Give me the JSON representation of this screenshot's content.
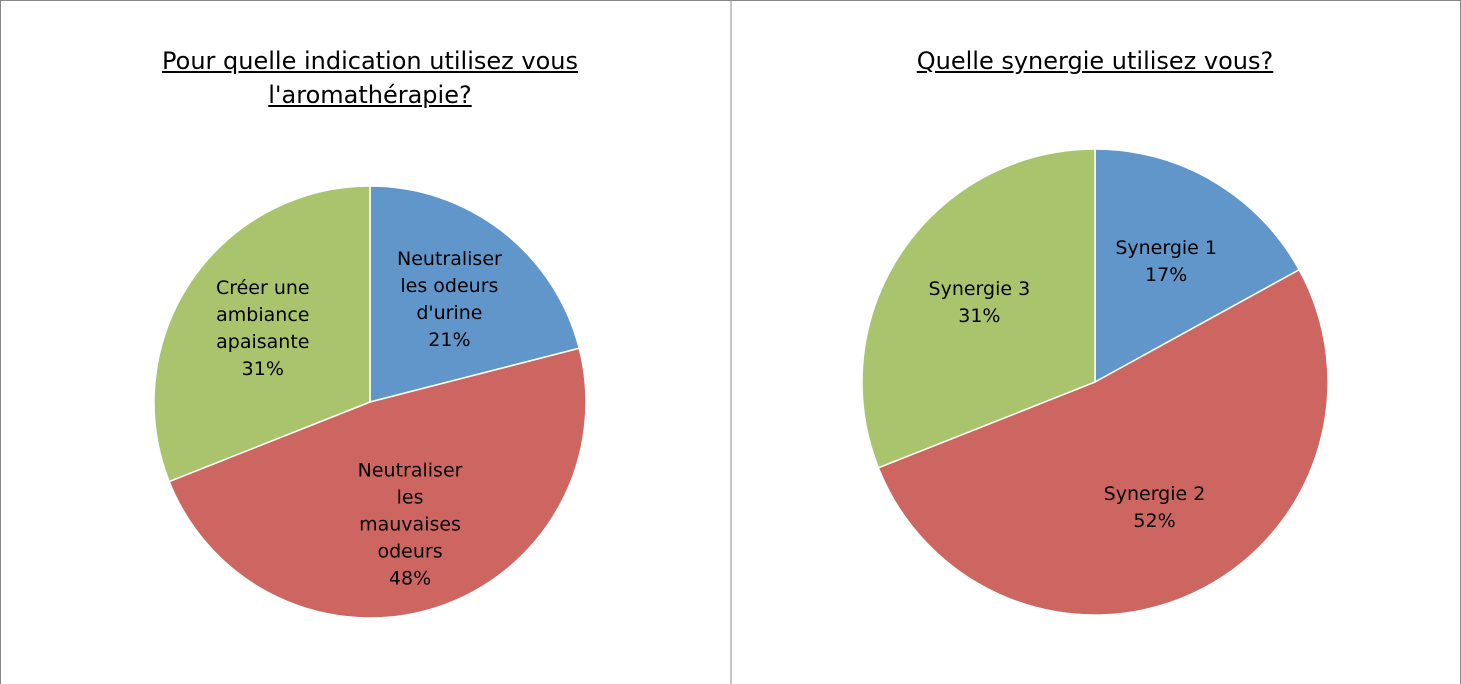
{
  "chart_data": [
    {
      "type": "pie",
      "title": "Pour quelle indication utilisez vous l'aromathérapie?",
      "categories": [
        "Neutraliser les odeurs d'urine",
        "Neutraliser les mauvaises odeurs",
        "Créer une ambiance apaisante"
      ],
      "values": [
        21,
        48,
        31
      ],
      "value_labels": [
        "21%",
        "48%",
        "31%"
      ],
      "colors": [
        "#6096c9",
        "#cd6660",
        "#a9c46c"
      ]
    },
    {
      "type": "pie",
      "title": "Quelle synergie utilisez vous?",
      "categories": [
        "Synergie 1",
        "Synergie 2",
        "Synergie 3"
      ],
      "values": [
        17,
        52,
        31
      ],
      "value_labels": [
        "17%",
        "52%",
        "31%"
      ],
      "colors": [
        "#6096c9",
        "#cd6660",
        "#a9c46c"
      ]
    }
  ]
}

Instructions for the task – Copy each line of the records precisely and drop any images they hold.

Expected answer –
Give me the JSON representation of this screenshot's content.
{
  "chart_data": [
    {
      "type": "pie",
      "title": "Pour quelle indication utilisez vous l'aromathérapie?",
      "categories": [
        "Neutraliser les odeurs d'urine",
        "Neutraliser les mauvaises odeurs",
        "Créer une ambiance apaisante"
      ],
      "values": [
        21,
        48,
        31
      ],
      "value_labels": [
        "21%",
        "48%",
        "31%"
      ],
      "colors": [
        "#6096c9",
        "#cd6660",
        "#a9c46c"
      ]
    },
    {
      "type": "pie",
      "title": "Quelle synergie utilisez vous?",
      "categories": [
        "Synergie 1",
        "Synergie 2",
        "Synergie 3"
      ],
      "values": [
        17,
        52,
        31
      ],
      "value_labels": [
        "17%",
        "52%",
        "31%"
      ],
      "colors": [
        "#6096c9",
        "#cd6660",
        "#a9c46c"
      ]
    }
  ]
}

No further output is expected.